◆ What you will do ◆
Copy every line, leaving nothing out and adding nothing.

Dataset items
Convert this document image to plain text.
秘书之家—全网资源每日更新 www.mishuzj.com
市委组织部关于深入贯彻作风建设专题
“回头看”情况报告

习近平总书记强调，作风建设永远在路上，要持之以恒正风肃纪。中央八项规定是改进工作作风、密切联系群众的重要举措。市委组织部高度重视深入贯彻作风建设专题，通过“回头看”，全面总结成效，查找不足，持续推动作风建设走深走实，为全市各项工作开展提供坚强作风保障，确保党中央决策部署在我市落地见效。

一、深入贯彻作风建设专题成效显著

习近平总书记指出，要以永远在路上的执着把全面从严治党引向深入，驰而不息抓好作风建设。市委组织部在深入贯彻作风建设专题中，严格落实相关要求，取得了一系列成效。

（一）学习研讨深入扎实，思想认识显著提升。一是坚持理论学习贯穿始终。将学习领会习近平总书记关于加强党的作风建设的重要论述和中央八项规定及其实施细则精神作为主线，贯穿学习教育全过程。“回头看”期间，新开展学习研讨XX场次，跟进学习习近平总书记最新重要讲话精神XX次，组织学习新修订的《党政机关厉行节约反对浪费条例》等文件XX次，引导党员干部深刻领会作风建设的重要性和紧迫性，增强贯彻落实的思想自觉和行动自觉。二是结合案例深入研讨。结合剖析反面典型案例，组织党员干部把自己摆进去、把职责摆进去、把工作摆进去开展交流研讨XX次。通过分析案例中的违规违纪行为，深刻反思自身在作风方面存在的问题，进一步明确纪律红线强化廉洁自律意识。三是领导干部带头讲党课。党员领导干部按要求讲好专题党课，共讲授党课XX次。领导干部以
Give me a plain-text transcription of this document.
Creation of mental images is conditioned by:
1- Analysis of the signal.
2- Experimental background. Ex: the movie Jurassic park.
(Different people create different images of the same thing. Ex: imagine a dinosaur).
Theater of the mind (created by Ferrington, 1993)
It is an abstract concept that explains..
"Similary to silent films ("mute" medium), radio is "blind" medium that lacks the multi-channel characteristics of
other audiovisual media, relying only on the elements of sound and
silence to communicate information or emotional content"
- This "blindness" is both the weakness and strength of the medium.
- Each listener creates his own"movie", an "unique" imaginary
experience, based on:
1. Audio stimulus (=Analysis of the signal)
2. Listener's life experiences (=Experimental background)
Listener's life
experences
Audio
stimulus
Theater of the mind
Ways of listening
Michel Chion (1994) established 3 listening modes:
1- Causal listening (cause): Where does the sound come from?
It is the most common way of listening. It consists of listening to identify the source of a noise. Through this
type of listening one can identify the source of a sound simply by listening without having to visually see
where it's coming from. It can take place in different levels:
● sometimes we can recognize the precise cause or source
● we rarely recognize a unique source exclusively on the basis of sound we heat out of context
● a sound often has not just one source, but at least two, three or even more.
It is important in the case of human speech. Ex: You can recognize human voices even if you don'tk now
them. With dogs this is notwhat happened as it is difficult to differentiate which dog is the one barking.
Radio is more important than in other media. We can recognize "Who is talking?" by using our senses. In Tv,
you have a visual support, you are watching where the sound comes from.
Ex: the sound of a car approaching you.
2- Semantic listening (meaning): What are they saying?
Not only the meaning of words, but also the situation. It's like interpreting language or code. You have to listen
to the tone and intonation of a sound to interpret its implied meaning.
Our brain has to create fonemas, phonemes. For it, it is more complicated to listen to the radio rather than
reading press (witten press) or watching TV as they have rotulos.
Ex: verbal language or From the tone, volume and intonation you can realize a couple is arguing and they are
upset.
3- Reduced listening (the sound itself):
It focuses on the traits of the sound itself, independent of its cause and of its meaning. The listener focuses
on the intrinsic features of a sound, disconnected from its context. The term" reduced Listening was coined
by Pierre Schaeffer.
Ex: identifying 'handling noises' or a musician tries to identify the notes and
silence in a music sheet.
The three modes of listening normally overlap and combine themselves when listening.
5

◆ Complete output ◆
Convert this document image to plain text.
秘书之家—全网资源每日更新 www.mishuzj.com
市委组织部关于深入贯彻作风建设专题
“回头看”情况报告

习近平总书记强调，作风建设永远在路上，要持之以恒正风肃纪。中央八项规定是改进工作作风、密切联系群众的重要举措。市委组织部高度重视深入贯彻作风建设专题，通过“回头看”，全面总结成效，查找不足，持续推动作风建设走深走实，为全市各项工作开展提供坚强作风保障，确保党中央决策部署在我市落地见效。

一、深入贯彻作风建设专题成效显著

习近平总书记指出，要以永远在路上的执着把全面从严治党引向深入，驰而不息抓好作风建设。市委组织部在深入贯彻作风建设专题中，严格落实相关要求，取得了一系列成效。

（一）学习研讨深入扎实，思想认识显著提升。一是坚持理论学习贯穿始终。将学习领会习近平总书记关于加强党的作风建设的重要论述和中央八项规定及其实施细则精神作为主线，贯穿学习教育全过程。“回头看”期间，新开展学习研讨XX场次，跟进学习习近平总书记最新重要讲话精神XX次，组织学习新修订的《党政机关厉行节约反对浪费条例》等文件XX次，引导党员干部深刻领会作风建设的重要性和紧迫性，增强贯彻落实的思想自觉和行动自觉。二是结合案例深入研讨。结合剖析反面典型案例，组织党员干部把自己摆进去、把职责摆进去、把工作摆进去开展交流研讨XX次。通过分析案例中的违规违纪行为，深刻反思自身在作风方面存在的问题，进一步明确纪律红线强化廉洁自律意识。三是领导干部带头讲党课。党员领导干部按要求讲好专题党课，共讲授党课XX次。领导干部以
Give me a plain-text transcription of this document.
Creation of mental images is conditioned by:
1- Analysis of the signal.
2- Experimental background. Ex: the movie Jurassic park.
(Different people create different images of the same thing. Ex: imagine a dinosaur).
Theater of the mind (created by Ferrington, 1993)
It is an abstract concept that explains..
"Similary to silent films ("mute" medium), radio is "blind" medium that lacks the multi-channel characteristics of
other audiovisual media, relying only on the elements of sound and
silence to communicate information or emotional content"
- This "blindness" is both the weakness and strength of the medium.
- Each listener creates his own"movie", an "unique" imaginary
experience, based on:
1. Audio stimulus (=Analysis of the signal)
2. Listener's life experiences (=Experimental background)
Listener's life
experences
Audio
stimulus
Theater of the mind
Ways of listening
Michel Chion (1994) established 3 listening modes:
1- Causal listening (cause): Where does the sound come from?
It is the most common way of listening. It consists of listening to identify the source of a noise. Through this
type of listening one can identify the source of a sound simply by listening without having to visually see
where it's coming from. It can take place in different levels:
● sometimes we can recognize the precise cause or source
● we rarely recognize a unique source exclusively on the basis of sound we heat out of context
● a sound often has not just one source, but at least two, three or even more.
It is important in the case of human speech. Ex: You can recognize human voices even if you don'tk now
them. With dogs this is notwhat happened as it is difficult to differentiate which dog is the one barking.
Radio is more important than in other media. We can recognize "Who is talking?" by using our senses. In Tv,
you have a visual support, you are watching where the sound comes from.
Ex: the sound of a car approaching you.
2- Semantic listening (meaning): What are they saying?
Not only the meaning of words, but also the situation. It's like interpreting language or code. You have to listen
to the tone and intonation of a sound to interpret its implied meaning.
Our brain has to create fonemas, phonemes. For it, it is more complicated to listen to the radio rather than
reading press (witten press) or watching TV as they have rotulos.
Ex: verbal language or From the tone, volume and intonation you can realize a couple is arguing and they are
upset.
3- Reduced listening (the sound itself):
It focuses on the traits of the sound itself, independent of its cause and of its meaning. The listener focuses
on the intrinsic features of a sound, disconnected from its context. The term" reduced Listening was coined
by Pierre Schaeffer.
Ex: identifying 'handling noises' or a musician tries to identify the notes and
silence in a music sheet.
The three modes of listening normally overlap and combine themselves when listening.
5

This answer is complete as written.